EXTRAIT.
Publication de Ho Hai Quang : Histoire économique de La Réunion - contribution 2

L’engagisme, une économie de transition

16 août 2004

En 1998 est paru le tome 1 d’une “Contribution à l’Histoire de l’économie de La Réunion”, par l’économiste et universitaire Ho Hai Quang, publiée l’année du 150ème anniversaire de l’abolition de l’esclavage à La Réunion. Le deuxième tome, qui vient de paraître, ne manquera pas, comme son “aîné”, de susciter des débats - notamment avec les historiens, dont une interprétation répandue de l’engagisme comme “esclavage déguisé” fait l’objet d’un recadrage économique rigoureux.

La première contribution de Ho Hai Quang à l’Histoire économique de La Réunion portait sur la période 1642-1848. Elle identifiait les différents modes d’organisation économico-sociale insulaire, de l’esclavagisme féodal et mercantile d’Ancien régime, à l’esclavagisme de la société de plantation - avec le remplacement du café par la canne à sucre - ses transformations puis sa crise dans la première moitié du 19ème siècle.
L’auteur concluait ce premier tome en constatant que lorsque l’esclavage est aboli, en 1848, "la transition au capitalisme peut s’opérer sans crise majeure de main-d’œuvre". Oui, mais...
Le deuxième tome* (1849-1882) est donc une étude de la période de l’engagisme, qui a une place prépondérante dans l’organisation de la production pendant presque toute la seconde moitié du 19ème siècle. Le cadre de cette seconde contribution va de l’abolition de l’esclavage, proclamée le 20 décembre 1848, à la dénonciation par l’Angleterre de la convention franco-britannique de 1861, par laquelle "les planteurs avaient pu importer des travailleurs contractuels recrutés dans les territoires indiens sous domination britannique".

L’engagisme : un "salariat contraint"

La thèse principale de l’auteur à propos de l’engagisme est qu’il n’est pas un "esclavage déguisé" mais une forme de "salariat contraint", qui répond très concrètement aux besoins du capitalisme insulaire naissant et constitue "un rapport social de production de transition entre l’esclavage et le salariat" (p. 295).

EXTRAITS DE LA LISTE.
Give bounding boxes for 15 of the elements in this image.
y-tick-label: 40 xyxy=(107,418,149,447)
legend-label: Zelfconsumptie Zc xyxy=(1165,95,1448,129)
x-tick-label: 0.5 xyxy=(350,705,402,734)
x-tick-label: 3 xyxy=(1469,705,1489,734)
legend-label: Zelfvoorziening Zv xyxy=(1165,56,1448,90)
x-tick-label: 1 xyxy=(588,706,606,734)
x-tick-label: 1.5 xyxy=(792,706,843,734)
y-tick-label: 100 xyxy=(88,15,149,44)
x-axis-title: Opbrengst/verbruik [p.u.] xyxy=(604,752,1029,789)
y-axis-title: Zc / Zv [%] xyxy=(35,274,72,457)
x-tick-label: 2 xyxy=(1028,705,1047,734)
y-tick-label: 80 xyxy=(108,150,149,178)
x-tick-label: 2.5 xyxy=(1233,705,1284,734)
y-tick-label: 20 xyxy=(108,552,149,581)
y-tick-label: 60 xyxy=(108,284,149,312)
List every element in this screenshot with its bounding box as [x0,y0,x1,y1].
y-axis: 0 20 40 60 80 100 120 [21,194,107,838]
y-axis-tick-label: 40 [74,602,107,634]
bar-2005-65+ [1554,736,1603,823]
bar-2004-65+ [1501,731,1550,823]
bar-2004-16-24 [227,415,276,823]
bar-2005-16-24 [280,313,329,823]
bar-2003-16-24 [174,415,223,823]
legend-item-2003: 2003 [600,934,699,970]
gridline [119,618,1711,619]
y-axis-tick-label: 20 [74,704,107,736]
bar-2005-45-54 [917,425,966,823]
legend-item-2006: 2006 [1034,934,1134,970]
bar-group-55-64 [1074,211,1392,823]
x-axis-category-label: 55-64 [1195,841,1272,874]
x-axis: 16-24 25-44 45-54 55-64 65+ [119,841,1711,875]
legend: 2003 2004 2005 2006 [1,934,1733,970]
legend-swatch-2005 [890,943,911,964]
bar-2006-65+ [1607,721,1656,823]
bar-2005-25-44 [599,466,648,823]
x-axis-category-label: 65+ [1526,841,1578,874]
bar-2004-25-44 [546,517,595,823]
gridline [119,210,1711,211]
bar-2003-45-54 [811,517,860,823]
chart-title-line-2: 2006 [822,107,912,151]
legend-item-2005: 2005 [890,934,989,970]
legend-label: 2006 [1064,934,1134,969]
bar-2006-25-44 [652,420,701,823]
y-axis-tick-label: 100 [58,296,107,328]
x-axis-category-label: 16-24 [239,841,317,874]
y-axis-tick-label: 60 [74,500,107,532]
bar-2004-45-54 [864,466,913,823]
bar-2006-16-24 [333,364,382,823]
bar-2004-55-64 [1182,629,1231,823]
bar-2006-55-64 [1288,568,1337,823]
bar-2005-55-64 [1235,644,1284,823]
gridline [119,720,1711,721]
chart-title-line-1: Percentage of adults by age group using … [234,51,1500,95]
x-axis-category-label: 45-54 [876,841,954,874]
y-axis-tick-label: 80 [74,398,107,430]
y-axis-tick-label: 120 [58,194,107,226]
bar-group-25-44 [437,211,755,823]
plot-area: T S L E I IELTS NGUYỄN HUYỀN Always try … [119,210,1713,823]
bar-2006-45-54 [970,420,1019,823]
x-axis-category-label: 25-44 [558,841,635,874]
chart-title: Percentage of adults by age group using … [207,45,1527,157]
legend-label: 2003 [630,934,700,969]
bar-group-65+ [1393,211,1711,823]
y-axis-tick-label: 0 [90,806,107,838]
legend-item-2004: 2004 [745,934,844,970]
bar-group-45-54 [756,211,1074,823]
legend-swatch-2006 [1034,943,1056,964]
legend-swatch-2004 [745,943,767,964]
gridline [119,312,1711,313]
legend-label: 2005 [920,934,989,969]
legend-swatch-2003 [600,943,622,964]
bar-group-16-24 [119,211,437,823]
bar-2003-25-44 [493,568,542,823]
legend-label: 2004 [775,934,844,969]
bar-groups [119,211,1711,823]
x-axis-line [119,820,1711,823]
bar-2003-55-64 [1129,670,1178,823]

CONSIGNES.
1. Recopiez mot pour mot la liste, en partant de sa première ligne et en terminant par la ligne qui contient "y-axis-tick-label: 40 [74,602,107,634]", ces deux lignes comprises.
2. Reprenez le texte sur l'engagisme à La Réunion et poursuivez-le après sa dernière phrase.
Le texte et la liste n'ont aucun rapport l'un avec l'autre.

RÉPONSES PAR CONSIGNE.
1.
Give bounding boxes for 15 of the elements in this image.
y-tick-label: 40 xyxy=(107,418,149,447)
legend-label: Zelfconsumptie Zc xyxy=(1165,95,1448,129)
x-tick-label: 0.5 xyxy=(350,705,402,734)
x-tick-label: 3 xyxy=(1469,705,1489,734)
legend-label: Zelfvoorziening Zv xyxy=(1165,56,1448,90)
x-tick-label: 1 xyxy=(588,706,606,734)
x-tick-label: 1.5 xyxy=(792,706,843,734)
y-tick-label: 100 xyxy=(88,15,149,44)
x-axis-title: Opbrengst/verbruik [p.u.] xyxy=(604,752,1029,789)
y-axis-title: Zc / Zv [%] xyxy=(35,274,72,457)
x-tick-label: 2 xyxy=(1028,705,1047,734)
y-tick-label: 80 xyxy=(108,150,149,178)
x-tick-label: 2.5 xyxy=(1233,705,1284,734)
y-tick-label: 20 xyxy=(108,552,149,581)
y-tick-label: 60 xyxy=(108,284,149,312)
List every element in this screenshot with its bounding box as [x0,y0,x1,y1].
y-axis: 0 20 40 60 80 100 120 [21,194,107,838]
y-axis-tick-label: 40 [74,602,107,634]

2.
Il découle de cela que le salariat contraint n’est pas non plus "une variété de salariat" mais une forme spécifique, "de transition", traduisant un "déphasage", un "décalage", une "non-correspondance" entre des rapports de production économique restés proches de l’esclavage et une codification juridico-politique tirant ce même système vers le salariat.

Pas de "désertion" des esclaves

Sur plus de 300 pages - deux parties, sept chapitres -, l’auteur analyse la conjoncture économique et l’évolution de l’organisation sociale de la production dans l’île de La Réunion.
La réorganisation des institutions politiques, juridiques et économiques (ch.1) qui a suivi l’abolition de l’esclavage répondait au besoin des propriétaires des moyens de production de s’assurer une main d’œuvre (ch. 2) leur permettant de concurrencer les producteurs de sucre de betterave, au moment où la culture d’exportation qu’est la canne à sucre évince dans l’île - ancien “grenier à vivres des Mascareignes” - les productions vivrières (ch.3).
Ces choix aboutissent au phénomène de "l’excédent relatif de population", qui a renvoyé vers l’économie de survie (ch. 4), à la périphérie du système social, tous ceux qui se sont trouvés exclus des nouvelles contraintes faites pour garantir une main d’œuvre bon marché.
Cette première partie réfute vigoureusement la thèse de la "désertion" des esclaves, et leur "remplacement" par des engagés (voir encadré) . Le travail de Ho Hai Quang démontre en fait, dans cette première partie, que les anciens esclaves, une fois affranchis, ont été pour les 2/3 d’entre eux les principaux exclus économiques d’un système qui devait consacrer leur intégration dans la société en tant que citoyens libres.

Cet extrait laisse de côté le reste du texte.